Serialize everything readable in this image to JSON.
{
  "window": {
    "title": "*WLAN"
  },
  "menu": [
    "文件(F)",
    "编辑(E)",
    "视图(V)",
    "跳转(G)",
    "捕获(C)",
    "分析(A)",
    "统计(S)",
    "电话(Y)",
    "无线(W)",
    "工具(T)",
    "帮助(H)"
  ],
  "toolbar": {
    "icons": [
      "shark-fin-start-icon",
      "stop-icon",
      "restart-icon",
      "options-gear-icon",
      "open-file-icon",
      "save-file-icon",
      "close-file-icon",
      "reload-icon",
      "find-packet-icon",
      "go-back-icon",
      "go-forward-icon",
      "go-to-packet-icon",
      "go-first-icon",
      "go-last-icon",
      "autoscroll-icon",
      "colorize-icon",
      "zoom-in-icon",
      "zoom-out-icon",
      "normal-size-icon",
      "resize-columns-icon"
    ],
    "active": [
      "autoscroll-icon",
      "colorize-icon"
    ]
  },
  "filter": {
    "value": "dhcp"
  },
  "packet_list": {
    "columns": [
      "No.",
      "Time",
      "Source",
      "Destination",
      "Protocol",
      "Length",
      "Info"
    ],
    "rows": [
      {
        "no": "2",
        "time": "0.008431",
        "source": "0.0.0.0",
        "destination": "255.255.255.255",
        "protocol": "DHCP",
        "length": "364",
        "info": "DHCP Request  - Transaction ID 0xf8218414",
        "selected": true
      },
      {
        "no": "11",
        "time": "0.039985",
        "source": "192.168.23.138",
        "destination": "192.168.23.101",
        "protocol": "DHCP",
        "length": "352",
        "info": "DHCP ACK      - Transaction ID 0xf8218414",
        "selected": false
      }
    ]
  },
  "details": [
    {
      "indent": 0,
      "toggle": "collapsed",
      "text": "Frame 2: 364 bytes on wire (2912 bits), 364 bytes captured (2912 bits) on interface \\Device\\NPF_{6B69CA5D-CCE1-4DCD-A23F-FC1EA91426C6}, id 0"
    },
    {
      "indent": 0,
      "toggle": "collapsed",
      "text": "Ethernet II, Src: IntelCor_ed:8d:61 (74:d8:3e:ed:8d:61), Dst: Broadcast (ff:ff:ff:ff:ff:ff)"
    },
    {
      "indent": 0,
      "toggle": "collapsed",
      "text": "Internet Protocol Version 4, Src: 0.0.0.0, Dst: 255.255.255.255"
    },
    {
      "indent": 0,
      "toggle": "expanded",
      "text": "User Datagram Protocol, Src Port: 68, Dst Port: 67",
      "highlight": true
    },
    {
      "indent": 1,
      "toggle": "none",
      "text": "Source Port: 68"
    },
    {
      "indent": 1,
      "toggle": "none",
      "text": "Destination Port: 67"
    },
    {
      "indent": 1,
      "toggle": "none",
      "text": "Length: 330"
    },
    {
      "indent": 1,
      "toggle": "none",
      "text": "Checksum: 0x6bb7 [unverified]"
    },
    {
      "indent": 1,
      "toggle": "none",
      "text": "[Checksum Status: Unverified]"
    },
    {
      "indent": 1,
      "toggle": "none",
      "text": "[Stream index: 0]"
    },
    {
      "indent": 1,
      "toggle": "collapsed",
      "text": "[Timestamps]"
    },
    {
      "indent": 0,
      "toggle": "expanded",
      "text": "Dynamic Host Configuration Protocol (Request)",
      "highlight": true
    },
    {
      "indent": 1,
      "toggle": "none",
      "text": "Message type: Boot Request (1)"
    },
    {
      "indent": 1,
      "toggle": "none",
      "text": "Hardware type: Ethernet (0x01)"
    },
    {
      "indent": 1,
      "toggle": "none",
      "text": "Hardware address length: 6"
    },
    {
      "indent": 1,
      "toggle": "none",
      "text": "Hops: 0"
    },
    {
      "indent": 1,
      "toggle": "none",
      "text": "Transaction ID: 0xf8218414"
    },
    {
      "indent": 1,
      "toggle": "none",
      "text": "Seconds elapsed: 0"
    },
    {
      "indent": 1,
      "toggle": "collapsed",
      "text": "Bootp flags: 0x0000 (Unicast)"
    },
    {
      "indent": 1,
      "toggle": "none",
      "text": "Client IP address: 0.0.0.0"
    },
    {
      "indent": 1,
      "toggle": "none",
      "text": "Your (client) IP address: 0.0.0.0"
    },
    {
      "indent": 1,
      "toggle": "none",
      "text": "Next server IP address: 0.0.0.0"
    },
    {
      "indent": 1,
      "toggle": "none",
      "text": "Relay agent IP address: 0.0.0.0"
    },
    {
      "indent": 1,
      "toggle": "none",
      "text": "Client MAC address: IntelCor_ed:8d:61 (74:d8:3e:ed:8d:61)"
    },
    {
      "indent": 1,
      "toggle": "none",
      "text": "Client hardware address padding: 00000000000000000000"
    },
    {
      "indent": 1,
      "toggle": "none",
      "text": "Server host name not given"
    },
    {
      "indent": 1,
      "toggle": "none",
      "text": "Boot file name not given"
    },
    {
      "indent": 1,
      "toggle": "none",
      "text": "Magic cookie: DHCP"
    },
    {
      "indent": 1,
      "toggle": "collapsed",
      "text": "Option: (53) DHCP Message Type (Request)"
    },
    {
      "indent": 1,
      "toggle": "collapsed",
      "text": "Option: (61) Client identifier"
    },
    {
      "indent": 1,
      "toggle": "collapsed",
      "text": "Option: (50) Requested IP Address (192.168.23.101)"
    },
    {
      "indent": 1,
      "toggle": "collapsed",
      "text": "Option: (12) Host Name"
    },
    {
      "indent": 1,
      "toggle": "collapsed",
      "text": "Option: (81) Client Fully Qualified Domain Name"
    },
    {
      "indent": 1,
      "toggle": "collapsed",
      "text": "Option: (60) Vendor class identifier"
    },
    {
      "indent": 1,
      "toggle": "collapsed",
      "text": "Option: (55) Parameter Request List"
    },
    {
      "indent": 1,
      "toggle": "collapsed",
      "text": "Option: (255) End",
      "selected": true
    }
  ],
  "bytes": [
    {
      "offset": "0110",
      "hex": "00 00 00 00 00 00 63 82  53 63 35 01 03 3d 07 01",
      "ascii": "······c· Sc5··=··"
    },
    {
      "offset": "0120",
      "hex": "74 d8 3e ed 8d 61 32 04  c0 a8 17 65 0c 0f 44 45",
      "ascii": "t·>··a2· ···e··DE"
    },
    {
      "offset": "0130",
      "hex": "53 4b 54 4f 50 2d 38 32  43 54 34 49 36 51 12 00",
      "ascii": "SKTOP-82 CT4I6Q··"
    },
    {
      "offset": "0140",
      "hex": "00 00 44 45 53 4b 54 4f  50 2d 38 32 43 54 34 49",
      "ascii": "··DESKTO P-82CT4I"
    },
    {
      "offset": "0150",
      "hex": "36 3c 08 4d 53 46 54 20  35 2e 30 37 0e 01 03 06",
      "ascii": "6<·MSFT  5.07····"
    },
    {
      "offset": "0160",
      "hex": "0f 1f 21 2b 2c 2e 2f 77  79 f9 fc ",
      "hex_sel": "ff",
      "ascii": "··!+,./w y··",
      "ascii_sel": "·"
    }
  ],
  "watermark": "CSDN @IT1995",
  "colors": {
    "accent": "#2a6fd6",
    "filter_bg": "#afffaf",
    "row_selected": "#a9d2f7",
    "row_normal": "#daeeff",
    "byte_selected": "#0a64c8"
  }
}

┄┄┄┄┄┄┄┄┄┄

Look through the material above and pick out each line holding the word "Ethernet".

_RESULT FOR THIS TASK_
      "text": "Ethernet II, Src: IntelCor_ed:8d:61 (74:d8:3e:ed:8d:61), Dst: Broadcast (ff:ff:ff:ff:ff:ff)"
      "text": "Hardware type: Ethernet (0x01)"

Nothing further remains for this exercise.